Recorded data:
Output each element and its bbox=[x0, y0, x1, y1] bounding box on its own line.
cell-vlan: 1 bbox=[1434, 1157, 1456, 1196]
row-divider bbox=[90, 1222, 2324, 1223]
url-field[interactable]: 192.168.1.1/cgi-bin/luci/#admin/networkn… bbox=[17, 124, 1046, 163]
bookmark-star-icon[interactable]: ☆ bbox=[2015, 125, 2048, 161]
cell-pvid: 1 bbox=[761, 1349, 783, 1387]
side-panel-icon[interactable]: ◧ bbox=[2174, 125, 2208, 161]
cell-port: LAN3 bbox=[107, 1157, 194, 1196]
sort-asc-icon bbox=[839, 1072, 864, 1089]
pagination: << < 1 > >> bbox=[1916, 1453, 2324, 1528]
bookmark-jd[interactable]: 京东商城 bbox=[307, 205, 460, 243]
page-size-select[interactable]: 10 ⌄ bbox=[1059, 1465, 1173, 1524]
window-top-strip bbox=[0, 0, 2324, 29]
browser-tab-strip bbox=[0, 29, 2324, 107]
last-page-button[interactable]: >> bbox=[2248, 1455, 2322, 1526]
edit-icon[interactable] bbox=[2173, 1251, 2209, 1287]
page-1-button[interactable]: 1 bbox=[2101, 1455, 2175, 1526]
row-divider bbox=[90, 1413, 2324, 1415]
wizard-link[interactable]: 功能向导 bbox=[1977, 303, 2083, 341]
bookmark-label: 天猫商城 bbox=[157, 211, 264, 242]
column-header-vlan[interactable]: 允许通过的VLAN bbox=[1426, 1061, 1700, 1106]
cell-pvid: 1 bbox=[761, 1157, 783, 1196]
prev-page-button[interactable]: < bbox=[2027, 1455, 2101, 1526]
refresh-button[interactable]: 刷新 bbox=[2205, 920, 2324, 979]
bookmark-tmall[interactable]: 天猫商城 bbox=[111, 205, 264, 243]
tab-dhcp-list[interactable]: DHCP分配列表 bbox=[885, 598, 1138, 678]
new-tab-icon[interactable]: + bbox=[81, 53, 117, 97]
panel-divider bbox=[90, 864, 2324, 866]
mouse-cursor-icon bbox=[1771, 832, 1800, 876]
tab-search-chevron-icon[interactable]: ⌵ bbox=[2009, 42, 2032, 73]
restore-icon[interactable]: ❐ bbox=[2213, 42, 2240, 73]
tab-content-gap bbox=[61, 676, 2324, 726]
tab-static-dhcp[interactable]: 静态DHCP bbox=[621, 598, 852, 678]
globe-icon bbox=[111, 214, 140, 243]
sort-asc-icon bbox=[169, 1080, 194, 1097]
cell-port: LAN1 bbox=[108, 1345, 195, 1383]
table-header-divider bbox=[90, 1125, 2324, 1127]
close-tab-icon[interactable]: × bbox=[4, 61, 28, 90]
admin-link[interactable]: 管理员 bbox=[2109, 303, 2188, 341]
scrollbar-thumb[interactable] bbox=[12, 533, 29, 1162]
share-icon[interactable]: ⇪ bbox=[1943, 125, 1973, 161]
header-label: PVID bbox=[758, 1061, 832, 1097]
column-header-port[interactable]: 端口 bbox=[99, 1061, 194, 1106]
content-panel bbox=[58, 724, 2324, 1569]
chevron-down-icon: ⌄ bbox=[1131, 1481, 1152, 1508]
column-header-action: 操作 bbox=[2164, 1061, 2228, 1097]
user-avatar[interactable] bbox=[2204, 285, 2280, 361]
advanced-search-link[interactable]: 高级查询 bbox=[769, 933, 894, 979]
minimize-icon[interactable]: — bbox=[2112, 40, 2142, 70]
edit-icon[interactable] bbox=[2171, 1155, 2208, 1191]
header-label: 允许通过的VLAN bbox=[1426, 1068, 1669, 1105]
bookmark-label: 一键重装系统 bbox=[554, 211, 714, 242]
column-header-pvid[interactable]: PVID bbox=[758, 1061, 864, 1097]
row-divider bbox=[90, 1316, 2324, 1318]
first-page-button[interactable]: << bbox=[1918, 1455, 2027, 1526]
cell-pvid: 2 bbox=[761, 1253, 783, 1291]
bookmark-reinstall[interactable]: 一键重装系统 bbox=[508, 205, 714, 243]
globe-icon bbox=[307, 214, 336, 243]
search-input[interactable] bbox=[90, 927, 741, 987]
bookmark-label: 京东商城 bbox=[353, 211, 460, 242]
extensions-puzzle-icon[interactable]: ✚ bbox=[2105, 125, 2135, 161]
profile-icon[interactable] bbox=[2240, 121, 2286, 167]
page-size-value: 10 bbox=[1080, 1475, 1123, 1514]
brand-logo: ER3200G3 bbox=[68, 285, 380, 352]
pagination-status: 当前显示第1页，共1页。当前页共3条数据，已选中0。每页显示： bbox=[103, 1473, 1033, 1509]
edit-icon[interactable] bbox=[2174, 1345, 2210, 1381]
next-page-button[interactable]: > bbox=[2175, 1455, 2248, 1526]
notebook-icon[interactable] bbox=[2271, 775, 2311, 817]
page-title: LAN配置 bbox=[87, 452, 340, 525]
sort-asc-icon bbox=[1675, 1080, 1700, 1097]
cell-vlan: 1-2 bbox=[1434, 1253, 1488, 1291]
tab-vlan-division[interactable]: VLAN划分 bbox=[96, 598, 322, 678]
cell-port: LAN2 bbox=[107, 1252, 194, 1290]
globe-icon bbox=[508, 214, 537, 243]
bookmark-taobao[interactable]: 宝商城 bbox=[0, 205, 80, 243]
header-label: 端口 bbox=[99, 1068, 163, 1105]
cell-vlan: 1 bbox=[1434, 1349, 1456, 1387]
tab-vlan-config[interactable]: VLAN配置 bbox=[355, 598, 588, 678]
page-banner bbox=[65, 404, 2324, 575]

What is needed: Write out the lines from the first one through the line containing "bookmark-jd[interactable]: 京东商城 bbox=[307, 205, 460, 243]", both included, with no changes.

Response to this exercise:
Output each element and its bbox=[x0, y0, x1, y1] bounding box on its own line.
cell-vlan: 1 bbox=[1434, 1157, 1456, 1196]
row-divider bbox=[90, 1222, 2324, 1223]
url-field[interactable]: 192.168.1.1/cgi-bin/luci/#admin/networkn… bbox=[17, 124, 1046, 163]
bookmark-star-icon[interactable]: ☆ bbox=[2015, 125, 2048, 161]
cell-pvid: 1 bbox=[761, 1349, 783, 1387]
side-panel-icon[interactable]: ◧ bbox=[2174, 125, 2208, 161]
cell-port: LAN3 bbox=[107, 1157, 194, 1196]
sort-asc-icon bbox=[839, 1072, 864, 1089]
pagination: << < 1 > >> bbox=[1916, 1453, 2324, 1528]
bookmark-jd[interactable]: 京东商城 bbox=[307, 205, 460, 243]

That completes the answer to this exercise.